Records from a data collection:
— START —
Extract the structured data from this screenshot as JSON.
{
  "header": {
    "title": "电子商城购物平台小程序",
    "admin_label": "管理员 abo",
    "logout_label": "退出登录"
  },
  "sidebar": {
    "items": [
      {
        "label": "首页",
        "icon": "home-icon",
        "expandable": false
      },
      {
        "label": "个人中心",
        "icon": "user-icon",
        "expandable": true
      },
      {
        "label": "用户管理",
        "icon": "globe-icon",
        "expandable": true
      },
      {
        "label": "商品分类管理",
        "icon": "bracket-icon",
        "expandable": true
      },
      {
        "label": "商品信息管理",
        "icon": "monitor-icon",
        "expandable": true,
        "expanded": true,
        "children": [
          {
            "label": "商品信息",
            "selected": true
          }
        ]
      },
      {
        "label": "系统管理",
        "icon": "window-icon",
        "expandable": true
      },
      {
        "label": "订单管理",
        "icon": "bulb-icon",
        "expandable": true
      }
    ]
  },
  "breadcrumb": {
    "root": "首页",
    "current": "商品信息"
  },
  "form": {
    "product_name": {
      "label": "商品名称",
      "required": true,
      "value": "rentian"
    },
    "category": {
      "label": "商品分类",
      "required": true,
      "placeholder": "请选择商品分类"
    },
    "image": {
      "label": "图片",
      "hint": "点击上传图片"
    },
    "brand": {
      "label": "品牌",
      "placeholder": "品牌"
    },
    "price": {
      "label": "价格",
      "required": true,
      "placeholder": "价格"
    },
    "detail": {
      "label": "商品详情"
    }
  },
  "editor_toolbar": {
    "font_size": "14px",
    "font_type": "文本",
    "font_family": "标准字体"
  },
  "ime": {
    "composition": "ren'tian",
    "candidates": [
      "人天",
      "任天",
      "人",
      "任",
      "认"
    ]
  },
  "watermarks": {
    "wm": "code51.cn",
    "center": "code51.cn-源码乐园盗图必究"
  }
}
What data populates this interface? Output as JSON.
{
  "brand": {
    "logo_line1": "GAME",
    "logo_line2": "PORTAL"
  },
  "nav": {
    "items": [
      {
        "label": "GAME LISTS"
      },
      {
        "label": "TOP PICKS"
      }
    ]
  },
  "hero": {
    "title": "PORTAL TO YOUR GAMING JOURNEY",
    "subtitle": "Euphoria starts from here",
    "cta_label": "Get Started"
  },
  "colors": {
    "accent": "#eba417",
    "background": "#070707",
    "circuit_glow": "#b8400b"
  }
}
— END —
JOB. Faithfully transcribe the whole of the data.

SOLUTION.
Extract the structured data from this screenshot as JSON.
{
  "header": {
    "title": "电子商城购物平台小程序",
    "admin_label": "管理员 abo",
    "logout_label": "退出登录"
  },
  "sidebar": {
    "items": [
      {
        "label": "首页",
        "icon": "home-icon",
        "expandable": false
      },
      {
        "label": "个人中心",
        "icon": "user-icon",
        "expandable": true
      },
      {
        "label": "用户管理",
        "icon": "globe-icon",
        "expandable": true
      },
      {
        "label": "商品分类管理",
        "icon": "bracket-icon",
        "expandable": true
      },
      {
        "label": "商品信息管理",
        "icon": "monitor-icon",
        "expandable": true,
        "expanded": true,
        "children": [
          {
            "label": "商品信息",
            "selected": true
          }
        ]
      },
      {
        "label": "系统管理",
        "icon": "window-icon",
        "expandable": true
      },
      {
        "label": "订单管理",
        "icon": "bulb-icon",
        "expandable": true
      }
    ]
  },
  "breadcrumb": {
    "root": "首页",
    "current": "商品信息"
  },
  "form": {
    "product_name": {
      "label": "商品名称",
      "required": true,
      "value": "rentian"
    },
    "category": {
      "label": "商品分类",
      "required": true,
      "placeholder": "请选择商品分类"
    },
    "image": {
      "label": "图片",
      "hint": "点击上传图片"
    },
    "brand": {
      "label": "品牌",
      "placeholder": "品牌"
    },
    "price": {
      "label": "价格",
      "required": true,
      "placeholder": "价格"
    },
    "detail": {
      "label": "商品详情"
    }
  },
  "editor_toolbar": {
    "font_size": "14px",
    "font_type": "文本",
    "font_family": "标准字体"
  },
  "ime": {
    "composition": "ren'tian",
    "candidates": [
      "人天",
      "任天",
      "人",
      "任",
      "认"
    ]
  },
  "watermarks": {
    "wm": "code51.cn",
    "center": "code51.cn-源码乐园盗图必究"
  }
}
What data populates this interface? Output as JSON.
{
  "brand": {
    "logo_line1": "GAME",
    "logo_line2": "PORTAL"
  },
  "nav": {
    "items": [
      {
        "label": "GAME LISTS"
      },
      {
        "label": "TOP PICKS"
      }
    ]
  },
  "hero": {
    "title": "PORTAL TO YOUR GAMING JOURNEY",
    "subtitle": "Euphoria starts from here",
    "cta_label": "Get Started"
  },
  "colors": {
    "accent": "#eba417",
    "background": "#070707",
    "circuit_glow": "#b8400b"
  }
}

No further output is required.